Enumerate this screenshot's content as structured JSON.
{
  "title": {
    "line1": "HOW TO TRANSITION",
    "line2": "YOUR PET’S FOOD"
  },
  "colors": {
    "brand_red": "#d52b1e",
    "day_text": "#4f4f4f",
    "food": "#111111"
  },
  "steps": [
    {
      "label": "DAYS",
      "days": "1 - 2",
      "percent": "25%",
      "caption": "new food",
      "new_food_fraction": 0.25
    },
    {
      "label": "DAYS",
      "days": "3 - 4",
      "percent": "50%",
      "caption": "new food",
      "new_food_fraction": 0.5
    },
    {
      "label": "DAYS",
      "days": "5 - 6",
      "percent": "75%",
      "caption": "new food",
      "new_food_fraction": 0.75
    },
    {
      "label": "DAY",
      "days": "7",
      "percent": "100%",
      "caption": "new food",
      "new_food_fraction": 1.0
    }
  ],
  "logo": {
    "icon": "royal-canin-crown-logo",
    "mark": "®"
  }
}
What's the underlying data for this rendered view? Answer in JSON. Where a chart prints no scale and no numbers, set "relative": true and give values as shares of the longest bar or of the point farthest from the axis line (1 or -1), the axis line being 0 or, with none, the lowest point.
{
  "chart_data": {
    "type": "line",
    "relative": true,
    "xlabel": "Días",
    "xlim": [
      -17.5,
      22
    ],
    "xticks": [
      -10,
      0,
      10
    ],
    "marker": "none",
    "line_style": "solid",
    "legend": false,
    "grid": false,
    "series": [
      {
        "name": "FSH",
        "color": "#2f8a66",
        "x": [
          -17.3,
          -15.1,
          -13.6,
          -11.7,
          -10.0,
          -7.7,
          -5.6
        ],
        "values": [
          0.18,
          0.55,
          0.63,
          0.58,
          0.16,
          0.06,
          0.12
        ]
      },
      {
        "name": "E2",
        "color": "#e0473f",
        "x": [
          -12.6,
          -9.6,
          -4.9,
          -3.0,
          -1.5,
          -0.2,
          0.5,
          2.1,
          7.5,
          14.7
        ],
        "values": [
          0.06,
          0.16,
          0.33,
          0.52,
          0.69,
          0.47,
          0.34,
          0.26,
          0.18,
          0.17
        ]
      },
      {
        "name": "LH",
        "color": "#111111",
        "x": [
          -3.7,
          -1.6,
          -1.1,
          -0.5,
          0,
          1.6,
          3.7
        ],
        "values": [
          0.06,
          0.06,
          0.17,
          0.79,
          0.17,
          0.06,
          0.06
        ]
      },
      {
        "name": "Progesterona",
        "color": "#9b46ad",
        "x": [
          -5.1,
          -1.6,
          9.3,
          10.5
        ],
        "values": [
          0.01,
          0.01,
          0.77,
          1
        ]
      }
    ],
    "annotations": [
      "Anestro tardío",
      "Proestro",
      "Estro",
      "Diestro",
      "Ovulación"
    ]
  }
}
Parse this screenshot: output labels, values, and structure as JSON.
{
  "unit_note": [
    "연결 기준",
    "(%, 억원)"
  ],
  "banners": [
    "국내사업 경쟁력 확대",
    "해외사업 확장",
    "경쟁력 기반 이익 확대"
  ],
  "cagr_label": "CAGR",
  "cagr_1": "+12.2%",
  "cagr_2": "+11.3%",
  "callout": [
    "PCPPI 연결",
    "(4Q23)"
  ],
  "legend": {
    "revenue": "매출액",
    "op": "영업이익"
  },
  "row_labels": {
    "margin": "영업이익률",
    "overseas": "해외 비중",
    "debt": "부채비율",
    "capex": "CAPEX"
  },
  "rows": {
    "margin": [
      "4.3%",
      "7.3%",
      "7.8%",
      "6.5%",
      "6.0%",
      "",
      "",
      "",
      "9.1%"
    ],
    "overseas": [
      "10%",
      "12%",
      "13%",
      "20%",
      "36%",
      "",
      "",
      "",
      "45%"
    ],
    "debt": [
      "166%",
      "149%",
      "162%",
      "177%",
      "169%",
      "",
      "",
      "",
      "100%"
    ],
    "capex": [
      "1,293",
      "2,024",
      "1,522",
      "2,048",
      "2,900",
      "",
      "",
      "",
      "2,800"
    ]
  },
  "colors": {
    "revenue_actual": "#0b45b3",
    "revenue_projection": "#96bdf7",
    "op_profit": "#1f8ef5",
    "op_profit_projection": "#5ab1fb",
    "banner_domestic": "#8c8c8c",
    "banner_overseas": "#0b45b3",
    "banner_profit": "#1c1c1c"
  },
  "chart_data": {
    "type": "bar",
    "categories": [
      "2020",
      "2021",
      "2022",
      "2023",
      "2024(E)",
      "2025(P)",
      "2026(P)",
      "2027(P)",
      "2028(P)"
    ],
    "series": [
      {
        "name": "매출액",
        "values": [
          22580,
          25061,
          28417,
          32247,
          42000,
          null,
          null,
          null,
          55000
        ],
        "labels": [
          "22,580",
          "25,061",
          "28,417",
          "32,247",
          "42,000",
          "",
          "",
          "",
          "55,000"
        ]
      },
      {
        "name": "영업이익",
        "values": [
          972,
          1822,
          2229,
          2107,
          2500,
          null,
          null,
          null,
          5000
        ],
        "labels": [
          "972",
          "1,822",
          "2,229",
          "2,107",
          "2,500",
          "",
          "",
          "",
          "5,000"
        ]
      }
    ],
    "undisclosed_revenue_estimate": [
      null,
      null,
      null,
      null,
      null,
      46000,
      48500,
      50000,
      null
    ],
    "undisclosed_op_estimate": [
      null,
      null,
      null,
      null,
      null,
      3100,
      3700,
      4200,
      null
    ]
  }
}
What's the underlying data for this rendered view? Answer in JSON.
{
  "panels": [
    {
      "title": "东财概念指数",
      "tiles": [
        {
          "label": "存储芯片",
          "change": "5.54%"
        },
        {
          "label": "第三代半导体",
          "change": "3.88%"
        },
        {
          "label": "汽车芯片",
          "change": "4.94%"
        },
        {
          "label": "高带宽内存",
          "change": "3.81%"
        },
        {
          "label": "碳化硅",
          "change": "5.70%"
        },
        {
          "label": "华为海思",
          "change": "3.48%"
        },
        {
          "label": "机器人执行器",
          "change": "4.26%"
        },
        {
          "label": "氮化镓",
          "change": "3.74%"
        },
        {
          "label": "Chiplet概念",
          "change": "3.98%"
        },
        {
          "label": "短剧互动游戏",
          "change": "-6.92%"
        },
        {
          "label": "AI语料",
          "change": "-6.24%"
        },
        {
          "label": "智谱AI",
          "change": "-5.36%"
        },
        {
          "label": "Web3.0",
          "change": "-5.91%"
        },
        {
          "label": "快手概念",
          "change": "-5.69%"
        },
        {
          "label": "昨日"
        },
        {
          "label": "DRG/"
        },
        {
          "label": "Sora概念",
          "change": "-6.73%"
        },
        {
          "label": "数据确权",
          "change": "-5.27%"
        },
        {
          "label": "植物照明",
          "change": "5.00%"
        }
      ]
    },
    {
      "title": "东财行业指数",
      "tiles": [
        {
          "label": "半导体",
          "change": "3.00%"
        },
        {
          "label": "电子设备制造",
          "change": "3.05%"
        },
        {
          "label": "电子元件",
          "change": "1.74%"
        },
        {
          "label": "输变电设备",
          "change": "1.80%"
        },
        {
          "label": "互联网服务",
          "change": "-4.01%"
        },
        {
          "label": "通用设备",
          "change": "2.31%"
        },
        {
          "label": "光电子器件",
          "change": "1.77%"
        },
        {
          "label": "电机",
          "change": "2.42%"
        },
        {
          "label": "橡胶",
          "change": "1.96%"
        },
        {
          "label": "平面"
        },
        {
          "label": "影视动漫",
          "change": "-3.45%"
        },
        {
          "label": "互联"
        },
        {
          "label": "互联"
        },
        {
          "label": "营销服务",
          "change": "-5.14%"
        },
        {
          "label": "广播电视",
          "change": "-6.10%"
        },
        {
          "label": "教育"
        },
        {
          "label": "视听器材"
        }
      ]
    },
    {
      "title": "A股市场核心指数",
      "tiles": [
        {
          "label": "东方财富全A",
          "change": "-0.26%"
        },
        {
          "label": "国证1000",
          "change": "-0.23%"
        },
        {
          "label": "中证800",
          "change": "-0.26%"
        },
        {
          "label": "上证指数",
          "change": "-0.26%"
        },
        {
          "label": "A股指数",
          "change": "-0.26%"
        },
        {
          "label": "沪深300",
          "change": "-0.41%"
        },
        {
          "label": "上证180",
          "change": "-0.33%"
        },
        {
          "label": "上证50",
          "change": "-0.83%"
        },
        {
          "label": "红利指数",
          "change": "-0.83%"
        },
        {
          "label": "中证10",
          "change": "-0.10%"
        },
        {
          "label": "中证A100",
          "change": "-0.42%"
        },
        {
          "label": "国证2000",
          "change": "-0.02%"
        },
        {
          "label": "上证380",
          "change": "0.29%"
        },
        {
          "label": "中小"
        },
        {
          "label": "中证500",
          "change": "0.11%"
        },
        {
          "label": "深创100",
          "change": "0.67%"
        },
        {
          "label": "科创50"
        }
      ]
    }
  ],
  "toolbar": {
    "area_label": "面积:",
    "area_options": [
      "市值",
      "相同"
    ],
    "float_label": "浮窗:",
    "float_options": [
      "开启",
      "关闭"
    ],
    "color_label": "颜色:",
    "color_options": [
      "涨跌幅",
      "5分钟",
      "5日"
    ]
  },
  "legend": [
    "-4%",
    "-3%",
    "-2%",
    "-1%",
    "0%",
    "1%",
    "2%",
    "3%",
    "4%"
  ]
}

════════════════

Of the lines above, how many include the word "true"? Reply with the number alone.

2